■ **Goal of the exercise**: Copy each line below that includes "partial".

■ **Data extract**:

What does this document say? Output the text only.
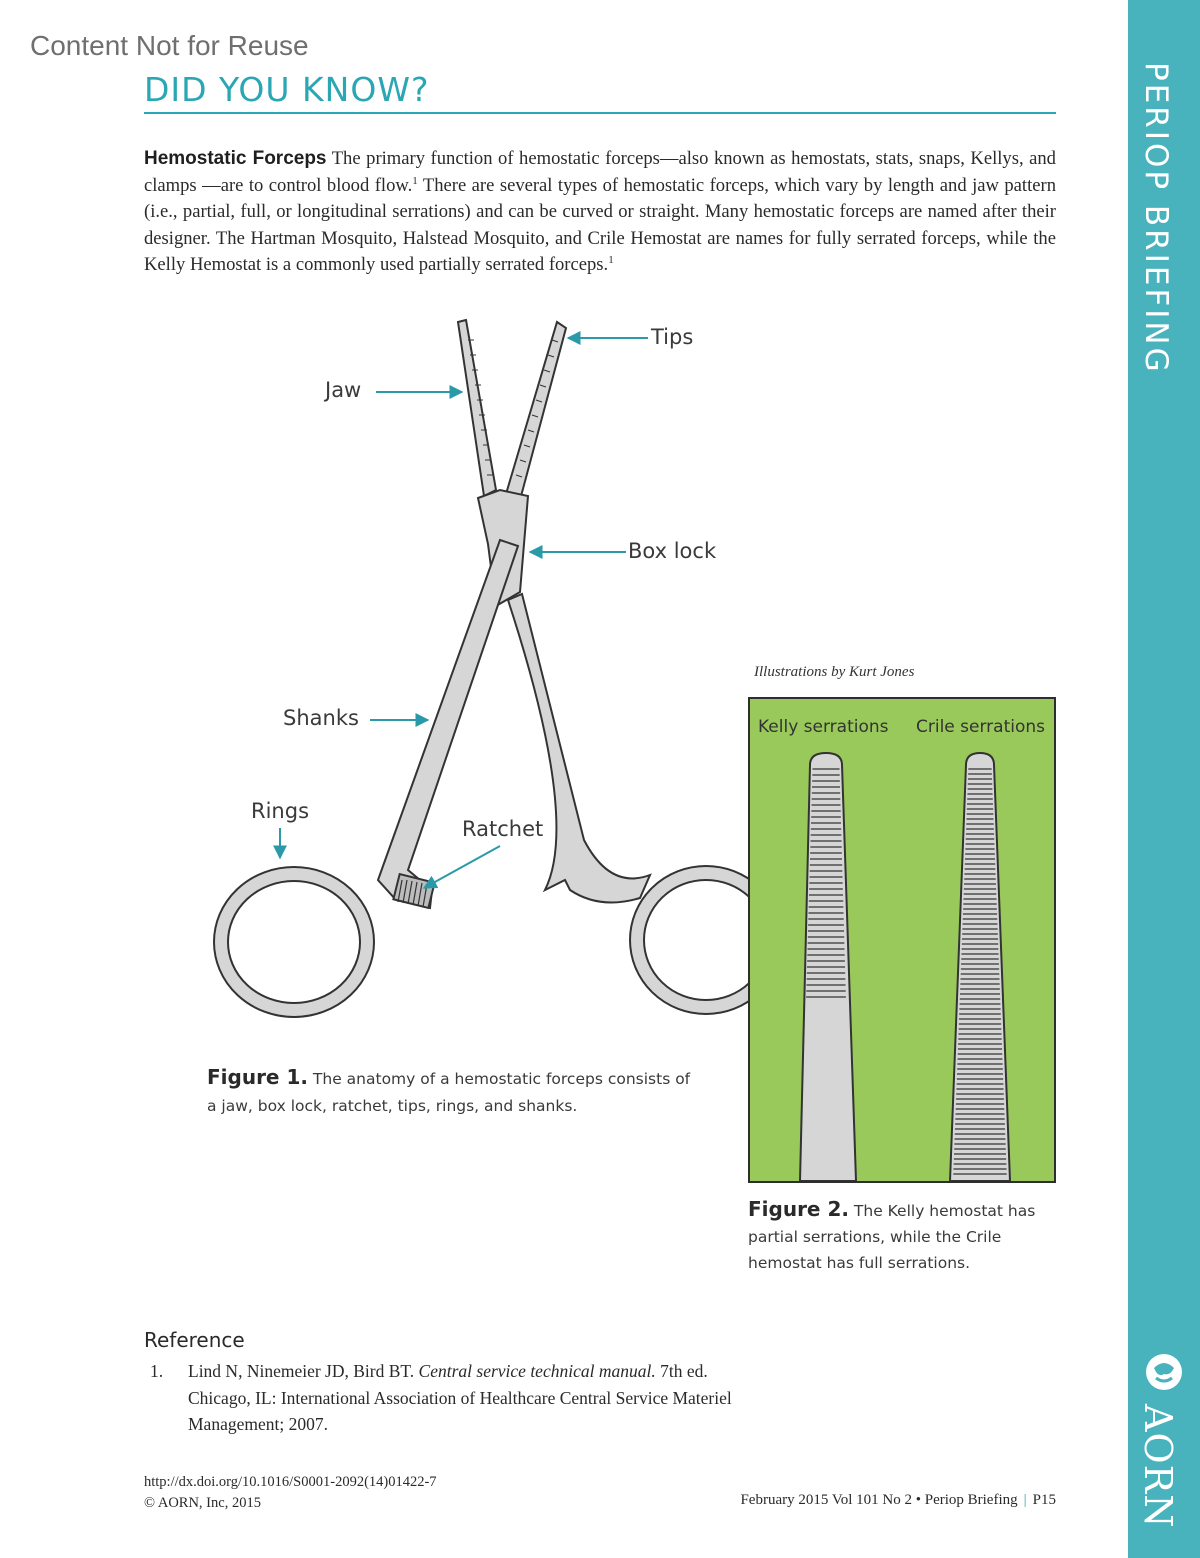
Content Not for Reuse
DID YOU KNOW?	PERIOP BRIEFING
AORN
Hemostatic Forceps The primary function of hemostatic forceps—also known as hemostats, stats, snaps, Kellys, and clamps —are to control blood flow.$^1$ There are several types of hemostatic forceps, which vary by length and jaw pattern (i.e., partial, full, or longitudinal serrations) and can be curved or straight. Many hemostatic forceps are named after their designer. The Hartman Mosquito, Halstead Mosquito, and Crile Hemostat are names for fully serrated forceps, while the Kelly Hemostat is a commonly used partially serrated forceps.$^1$
Tips
Jaw
Box lock
Shanks
Rings
Ratchet
Figure 1. The anatomy of a hemostatic forceps consists of a jaw, box lock, ratchet, tips, rings, and shanks.
Illustrations by Kurt Jones
Kelly serrations Crile serrations
Figure 2. The Kelly hemostat has partial serrations, while the Crile hemostat has full serrations.
Reference
1. Lind N, Ninemeier JD, Bird BT. Central service technical manual. 7th ed. Chicago, IL: International Association of Healthcare Central Service Materiel Management; 2007.
http://dx.doi.org/10.1016/S0001-2092(14)01422-7
© AORN, Inc, 2015	February 2015 Vol 101 No 2 • Periop Briefing | P15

■ **Solution for this problem**:
Hemostatic Forceps The primary function of hemostatic forceps—also known as hemostats, stats, snaps, Kellys, and clamps —are to control blood flow.$^1$ There are several types of hemostatic forceps, which vary by length and jaw pattern (i.e., partial, full, or longitudinal serrations) and can be curved or straight. Many hemostatic forceps are named after their designer. The Hartman Mosquito, Halstead Mosquito, and Crile Hemostat are names for fully serrated forceps, while the Kelly Hemostat is a commonly used partially serrated forceps.$^1$
Figure 2. The Kelly hemostat has partial serrations, while the Crile hemostat has full serrations.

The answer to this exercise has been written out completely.